* Begin *

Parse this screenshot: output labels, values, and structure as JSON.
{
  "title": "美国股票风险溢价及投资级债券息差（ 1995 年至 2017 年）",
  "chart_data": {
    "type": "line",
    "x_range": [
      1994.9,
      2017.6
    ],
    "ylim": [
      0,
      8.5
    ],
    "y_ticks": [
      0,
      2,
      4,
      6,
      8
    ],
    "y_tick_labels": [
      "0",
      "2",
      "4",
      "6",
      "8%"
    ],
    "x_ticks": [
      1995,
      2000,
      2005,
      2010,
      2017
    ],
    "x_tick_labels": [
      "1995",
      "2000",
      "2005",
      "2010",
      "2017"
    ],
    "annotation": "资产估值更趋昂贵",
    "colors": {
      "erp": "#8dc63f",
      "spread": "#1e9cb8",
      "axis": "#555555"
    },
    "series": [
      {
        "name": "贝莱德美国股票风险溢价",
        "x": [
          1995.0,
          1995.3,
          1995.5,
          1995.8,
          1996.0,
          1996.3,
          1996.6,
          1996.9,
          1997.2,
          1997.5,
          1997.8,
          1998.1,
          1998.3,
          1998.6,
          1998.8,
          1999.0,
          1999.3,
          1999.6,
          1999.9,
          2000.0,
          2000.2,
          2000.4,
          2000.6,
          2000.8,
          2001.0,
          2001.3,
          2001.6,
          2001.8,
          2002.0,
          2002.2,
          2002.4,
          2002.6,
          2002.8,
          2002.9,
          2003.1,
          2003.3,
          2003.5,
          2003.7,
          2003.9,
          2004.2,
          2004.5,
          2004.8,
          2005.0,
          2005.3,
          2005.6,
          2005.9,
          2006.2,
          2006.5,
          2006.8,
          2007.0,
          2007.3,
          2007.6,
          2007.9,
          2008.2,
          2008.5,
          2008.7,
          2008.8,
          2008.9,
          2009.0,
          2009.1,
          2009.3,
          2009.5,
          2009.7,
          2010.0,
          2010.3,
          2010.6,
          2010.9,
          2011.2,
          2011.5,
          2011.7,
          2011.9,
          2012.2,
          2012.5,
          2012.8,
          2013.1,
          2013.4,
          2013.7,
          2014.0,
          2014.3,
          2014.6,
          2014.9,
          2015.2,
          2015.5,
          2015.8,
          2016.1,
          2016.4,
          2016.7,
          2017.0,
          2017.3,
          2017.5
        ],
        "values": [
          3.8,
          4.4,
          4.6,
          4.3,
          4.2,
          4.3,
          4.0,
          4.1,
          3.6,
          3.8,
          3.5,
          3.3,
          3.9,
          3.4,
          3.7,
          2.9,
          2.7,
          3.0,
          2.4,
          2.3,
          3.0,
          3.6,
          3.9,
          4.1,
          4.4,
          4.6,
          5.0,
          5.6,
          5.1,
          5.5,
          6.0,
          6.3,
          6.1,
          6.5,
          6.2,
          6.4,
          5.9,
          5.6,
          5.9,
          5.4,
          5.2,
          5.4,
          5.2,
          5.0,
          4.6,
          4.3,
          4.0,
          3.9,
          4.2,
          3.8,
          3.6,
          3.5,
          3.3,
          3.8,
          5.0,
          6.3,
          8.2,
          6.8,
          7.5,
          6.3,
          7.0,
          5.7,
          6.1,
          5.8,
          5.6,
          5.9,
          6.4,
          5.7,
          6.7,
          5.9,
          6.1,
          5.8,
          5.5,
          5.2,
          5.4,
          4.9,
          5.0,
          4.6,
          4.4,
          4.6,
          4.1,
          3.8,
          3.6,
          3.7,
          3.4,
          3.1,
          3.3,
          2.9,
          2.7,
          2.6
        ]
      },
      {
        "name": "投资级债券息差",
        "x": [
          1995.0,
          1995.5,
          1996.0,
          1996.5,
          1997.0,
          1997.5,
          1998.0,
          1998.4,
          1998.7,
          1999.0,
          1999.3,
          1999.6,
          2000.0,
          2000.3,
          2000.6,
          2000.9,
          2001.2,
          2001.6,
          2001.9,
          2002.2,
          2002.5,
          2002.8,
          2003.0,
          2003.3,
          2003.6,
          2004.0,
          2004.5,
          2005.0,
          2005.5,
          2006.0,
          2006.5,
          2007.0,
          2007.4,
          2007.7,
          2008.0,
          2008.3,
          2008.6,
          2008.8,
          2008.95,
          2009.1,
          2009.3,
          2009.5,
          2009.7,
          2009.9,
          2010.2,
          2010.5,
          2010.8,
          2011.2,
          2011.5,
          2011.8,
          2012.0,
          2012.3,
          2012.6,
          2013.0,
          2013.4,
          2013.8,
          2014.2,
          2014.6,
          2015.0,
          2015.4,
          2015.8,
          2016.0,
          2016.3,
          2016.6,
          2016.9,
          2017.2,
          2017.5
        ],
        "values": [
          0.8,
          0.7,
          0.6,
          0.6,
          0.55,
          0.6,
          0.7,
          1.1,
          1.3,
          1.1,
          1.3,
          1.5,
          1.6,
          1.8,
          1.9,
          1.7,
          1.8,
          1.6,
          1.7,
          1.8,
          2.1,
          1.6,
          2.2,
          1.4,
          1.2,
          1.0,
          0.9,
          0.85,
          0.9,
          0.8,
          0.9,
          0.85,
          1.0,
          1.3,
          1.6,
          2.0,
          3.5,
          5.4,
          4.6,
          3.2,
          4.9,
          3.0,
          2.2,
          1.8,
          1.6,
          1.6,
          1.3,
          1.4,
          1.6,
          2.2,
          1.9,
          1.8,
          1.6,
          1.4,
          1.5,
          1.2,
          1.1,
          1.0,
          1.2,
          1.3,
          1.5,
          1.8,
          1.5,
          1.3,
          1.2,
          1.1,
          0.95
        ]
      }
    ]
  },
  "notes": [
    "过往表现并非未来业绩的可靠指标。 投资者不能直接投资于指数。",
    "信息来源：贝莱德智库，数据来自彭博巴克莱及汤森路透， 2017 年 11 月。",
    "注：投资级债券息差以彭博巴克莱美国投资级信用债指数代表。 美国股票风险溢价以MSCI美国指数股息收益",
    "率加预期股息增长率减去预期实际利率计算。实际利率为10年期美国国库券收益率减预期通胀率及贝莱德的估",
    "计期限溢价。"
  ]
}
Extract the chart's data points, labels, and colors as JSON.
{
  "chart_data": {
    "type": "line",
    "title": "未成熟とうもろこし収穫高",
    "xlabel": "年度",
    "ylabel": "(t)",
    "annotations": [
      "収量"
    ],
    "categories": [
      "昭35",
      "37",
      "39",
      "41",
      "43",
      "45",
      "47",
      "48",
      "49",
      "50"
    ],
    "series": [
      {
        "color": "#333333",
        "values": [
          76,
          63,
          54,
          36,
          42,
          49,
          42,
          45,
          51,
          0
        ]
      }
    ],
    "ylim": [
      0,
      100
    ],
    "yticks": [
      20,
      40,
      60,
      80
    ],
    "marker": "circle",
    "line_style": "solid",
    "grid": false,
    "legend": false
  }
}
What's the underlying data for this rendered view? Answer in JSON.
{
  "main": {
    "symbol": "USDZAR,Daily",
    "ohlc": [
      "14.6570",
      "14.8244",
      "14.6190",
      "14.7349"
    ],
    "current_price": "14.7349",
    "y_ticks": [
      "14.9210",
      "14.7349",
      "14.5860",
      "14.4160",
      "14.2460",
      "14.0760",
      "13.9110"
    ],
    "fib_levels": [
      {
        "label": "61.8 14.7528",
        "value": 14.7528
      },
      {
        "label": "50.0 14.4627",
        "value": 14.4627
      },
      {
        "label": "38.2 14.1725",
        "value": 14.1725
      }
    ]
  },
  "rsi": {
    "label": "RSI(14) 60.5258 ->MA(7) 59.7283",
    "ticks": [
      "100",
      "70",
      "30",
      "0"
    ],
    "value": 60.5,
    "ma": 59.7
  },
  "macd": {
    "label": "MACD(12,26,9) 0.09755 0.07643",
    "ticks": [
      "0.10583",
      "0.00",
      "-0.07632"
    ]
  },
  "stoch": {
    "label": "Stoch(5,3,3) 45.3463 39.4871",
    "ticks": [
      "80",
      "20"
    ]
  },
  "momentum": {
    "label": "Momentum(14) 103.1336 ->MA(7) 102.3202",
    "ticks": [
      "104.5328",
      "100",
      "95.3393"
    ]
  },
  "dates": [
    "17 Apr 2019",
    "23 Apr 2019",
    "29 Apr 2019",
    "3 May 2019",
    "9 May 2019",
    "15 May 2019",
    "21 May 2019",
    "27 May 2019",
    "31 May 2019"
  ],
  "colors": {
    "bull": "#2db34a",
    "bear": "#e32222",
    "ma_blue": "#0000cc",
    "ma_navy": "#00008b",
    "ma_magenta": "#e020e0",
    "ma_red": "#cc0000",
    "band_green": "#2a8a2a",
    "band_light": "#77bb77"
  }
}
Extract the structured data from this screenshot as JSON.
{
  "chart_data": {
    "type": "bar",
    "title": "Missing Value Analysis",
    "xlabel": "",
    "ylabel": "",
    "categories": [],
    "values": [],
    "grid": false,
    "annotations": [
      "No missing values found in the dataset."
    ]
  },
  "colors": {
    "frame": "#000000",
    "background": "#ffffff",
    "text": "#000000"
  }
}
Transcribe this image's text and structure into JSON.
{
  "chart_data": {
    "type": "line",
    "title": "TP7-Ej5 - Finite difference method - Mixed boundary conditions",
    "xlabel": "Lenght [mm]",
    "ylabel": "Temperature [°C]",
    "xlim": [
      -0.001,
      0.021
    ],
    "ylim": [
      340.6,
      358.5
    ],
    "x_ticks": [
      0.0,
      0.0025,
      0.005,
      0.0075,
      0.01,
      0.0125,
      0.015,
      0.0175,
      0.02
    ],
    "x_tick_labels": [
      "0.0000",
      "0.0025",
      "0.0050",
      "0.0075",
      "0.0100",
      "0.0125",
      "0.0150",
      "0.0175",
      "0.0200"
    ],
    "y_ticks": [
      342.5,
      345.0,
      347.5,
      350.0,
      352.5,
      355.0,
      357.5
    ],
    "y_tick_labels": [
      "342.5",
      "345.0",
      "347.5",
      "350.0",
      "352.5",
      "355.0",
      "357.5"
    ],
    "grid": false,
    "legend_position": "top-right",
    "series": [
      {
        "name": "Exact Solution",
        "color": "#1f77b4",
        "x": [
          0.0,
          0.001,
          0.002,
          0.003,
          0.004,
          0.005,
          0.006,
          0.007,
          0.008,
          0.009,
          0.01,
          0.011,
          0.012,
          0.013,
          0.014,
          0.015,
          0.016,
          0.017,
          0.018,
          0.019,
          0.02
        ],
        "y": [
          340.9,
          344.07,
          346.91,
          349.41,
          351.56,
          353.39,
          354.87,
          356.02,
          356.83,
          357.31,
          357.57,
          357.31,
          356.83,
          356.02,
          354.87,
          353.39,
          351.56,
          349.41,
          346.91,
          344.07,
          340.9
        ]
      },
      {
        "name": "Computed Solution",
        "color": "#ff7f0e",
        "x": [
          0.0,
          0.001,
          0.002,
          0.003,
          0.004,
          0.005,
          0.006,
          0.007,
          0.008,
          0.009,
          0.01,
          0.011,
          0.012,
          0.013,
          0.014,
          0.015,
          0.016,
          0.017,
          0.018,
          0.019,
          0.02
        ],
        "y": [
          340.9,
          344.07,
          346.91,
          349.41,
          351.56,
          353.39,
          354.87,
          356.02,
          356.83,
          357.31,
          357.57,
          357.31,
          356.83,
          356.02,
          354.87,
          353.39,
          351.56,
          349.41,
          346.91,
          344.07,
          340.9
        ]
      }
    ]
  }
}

* End *

What is required:
Go through the entries above and pull out each line with "text" in it.

Response to this task:
    "text": "#000000"
Transcribe this image's text and structure into JSON.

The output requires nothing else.